— START OF Material to process —
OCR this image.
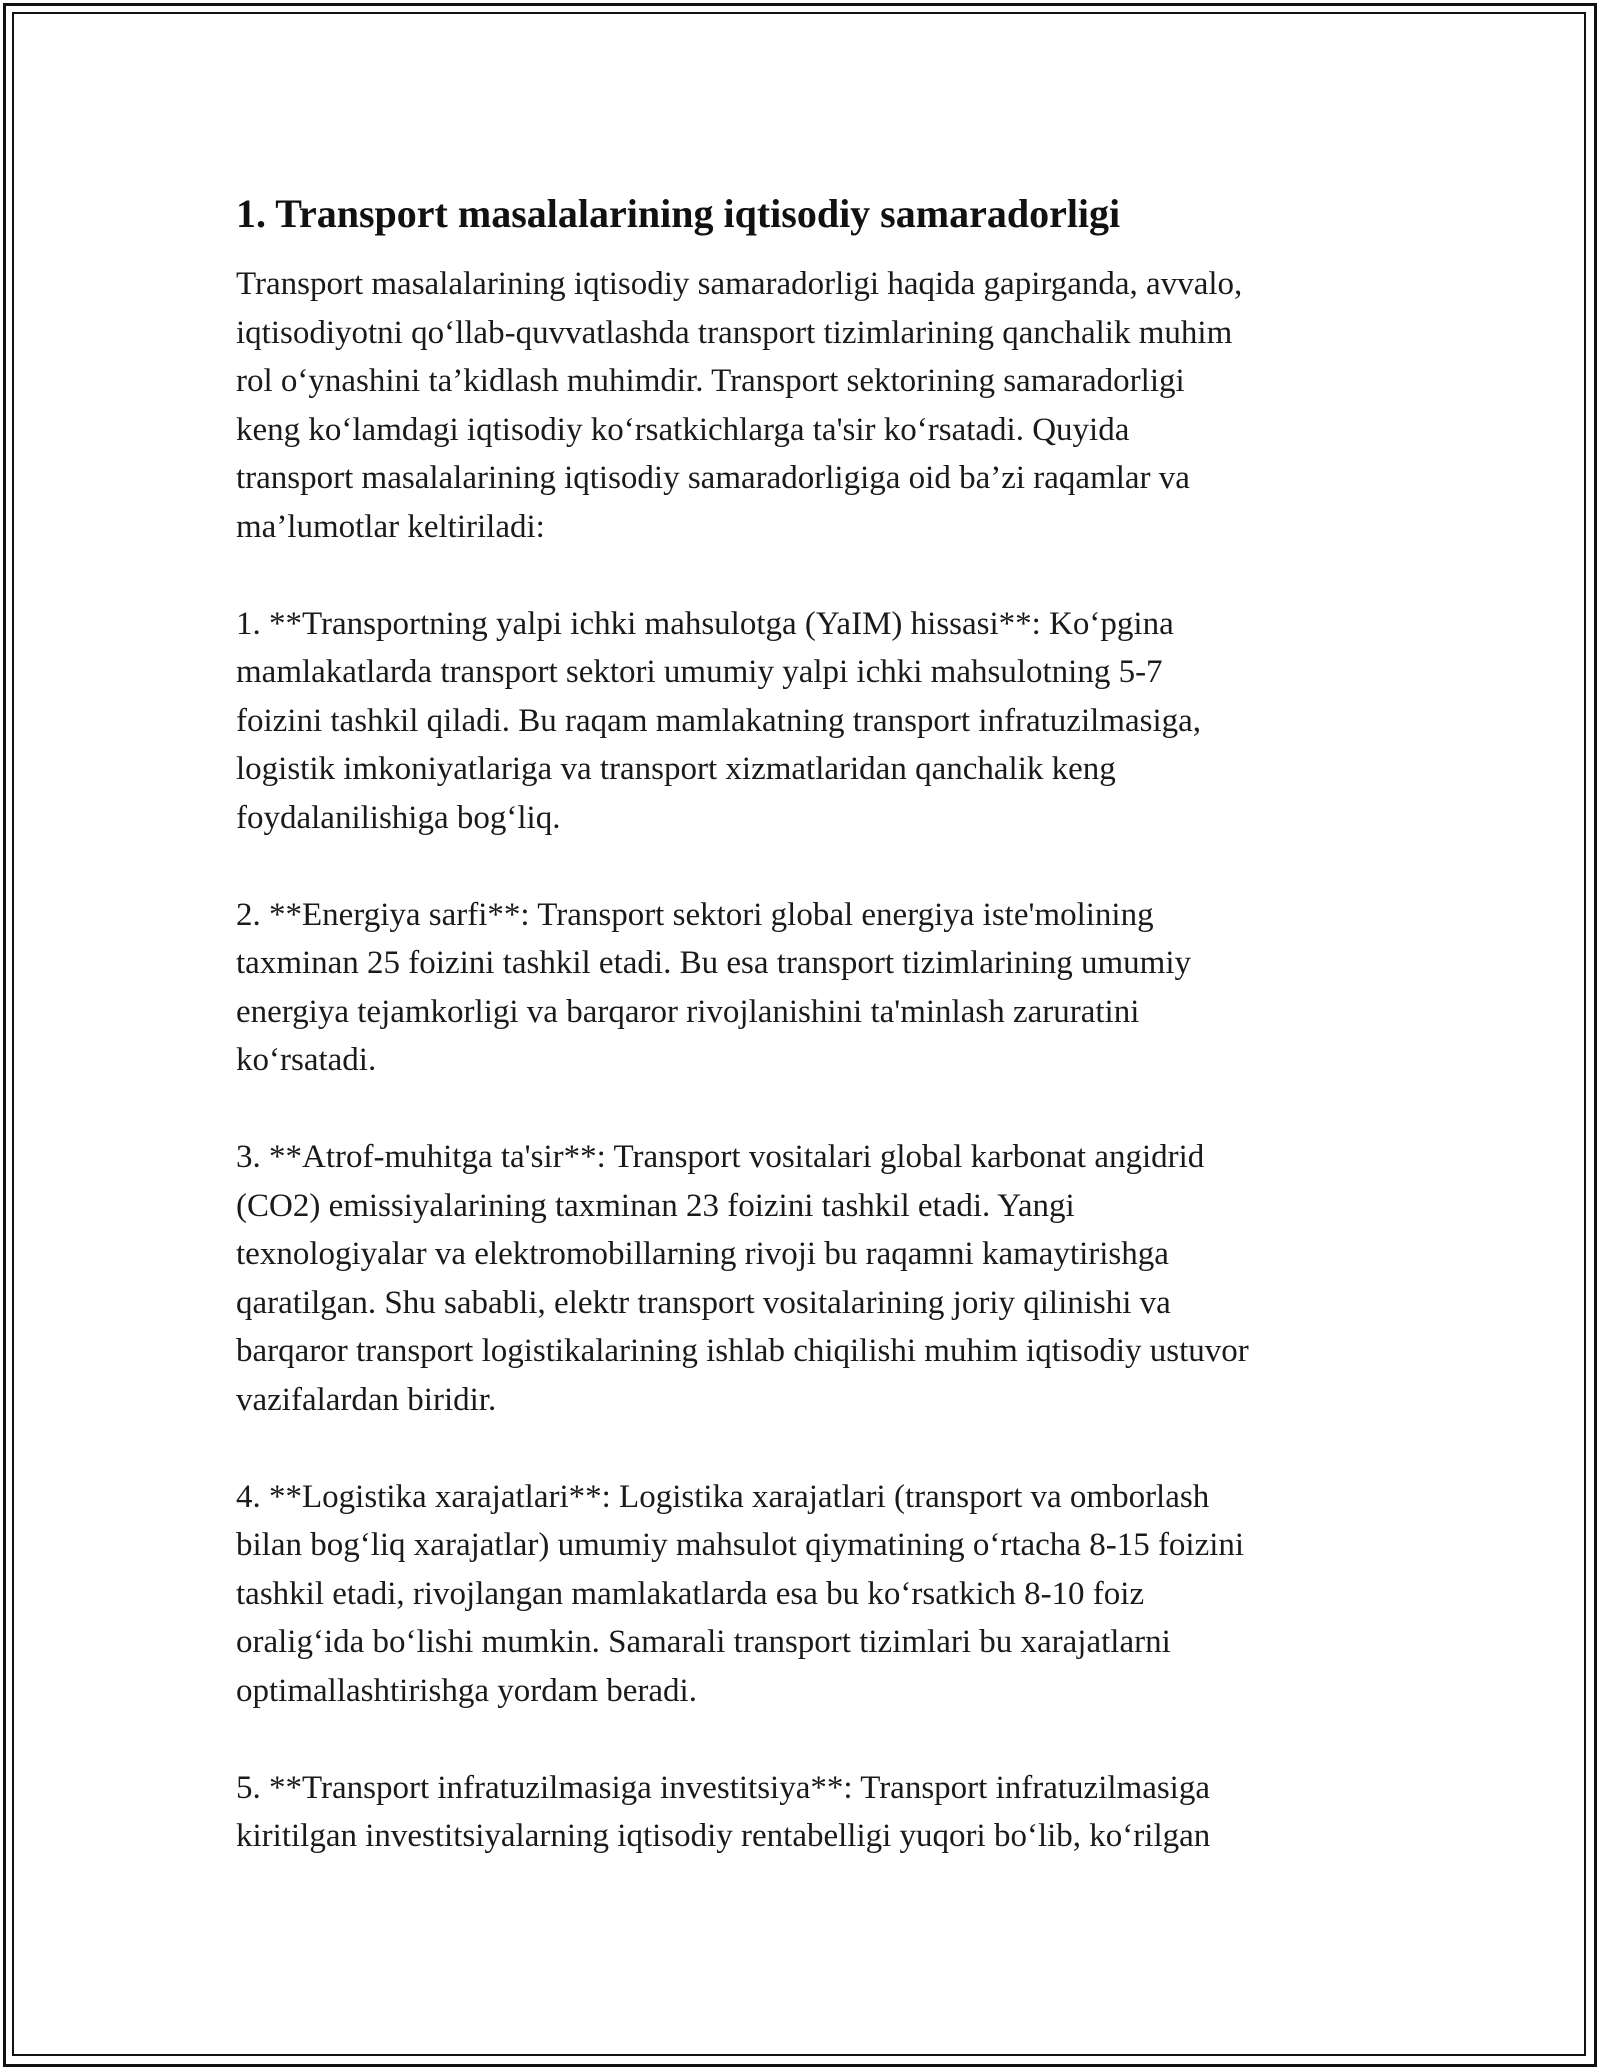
1. Transport masalalarining iqtisodiy samaradorligi

Transport masalalarining iqtisodiy samaradorligi haqida gapirganda, avvalo,
iqtisodiyotni qo‘llab-quvvatlashda transport tizimlarining qanchalik muhim
rol o‘ynashini ta’kidlash muhimdir. Transport sektorining samaradorligi
keng ko‘lamdagi iqtisodiy ko‘rsatkichlarga ta'sir ko‘rsatadi. Quyida
transport masalalarining iqtisodiy samaradorligiga oid ba’zi raqamlar va
ma’lumotlar keltiriladi:

1. **Transportning yalpi ichki mahsulotga (YaIM) hissasi**: Ko‘pgina
mamlakatlarda transport sektori umumiy yalpi ichki mahsulotning 5-7
foizini tashkil qiladi. Bu raqam mamlakatning transport infratuzilmasiga,
logistik imkoniyatlariga va transport xizmatlaridan qanchalik keng
foydalanilishiga bog‘liq.

2. **Energiya sarfi**: Transport sektori global energiya iste'molining
taxminan 25 foizini tashkil etadi. Bu esa transport tizimlarining umumiy
energiya tejamkorligi va barqaror rivojlanishini ta'minlash zaruratini
ko‘rsatadi.

3. **Atrof-muhitga ta'sir**: Transport vositalari global karbonat angidrid
(CO2) emissiyalarining taxminan 23 foizini tashkil etadi. Yangi
texnologiyalar va elektromobillarning rivoji bu raqamni kamaytirishga
qaratilgan. Shu sababli, elektr transport vositalarining joriy qilinishi va
barqaror transport logistikalarining ishlab chiqilishi muhim iqtisodiy ustuvor
vazifalardan biridir.

4. **Logistika xarajatlari**: Logistika xarajatlari (transport va omborlash
bilan bog‘liq xarajatlar) umumiy mahsulot qiymatining o‘rtacha 8-15 foizini
tashkil etadi, rivojlangan mamlakatlarda esa bu ko‘rsatkich 8-10 foiz
oralig‘ida bo‘lishi mumkin. Samarali transport tizimlari bu xarajatlarni
optimallashtirishga yordam beradi.

5. **Transport infratuzilmasiga investitsiya**: Transport infratuzilmasiga
kiritilgan investitsiyalarning iqtisodiy rentabelligi yuqori bo‘lib, ko‘rilgan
— END OF Material to process —
→ What is required
Pull out all lines from the entries above that include the word "barqaror".

→ Answer to this task
energiya tejamkorligi va barqaror rivojlanishini ta'minlash zaruratini
barqaror transport logistikalarining ishlab chiqilishi muhim iqtisodiy ustuvor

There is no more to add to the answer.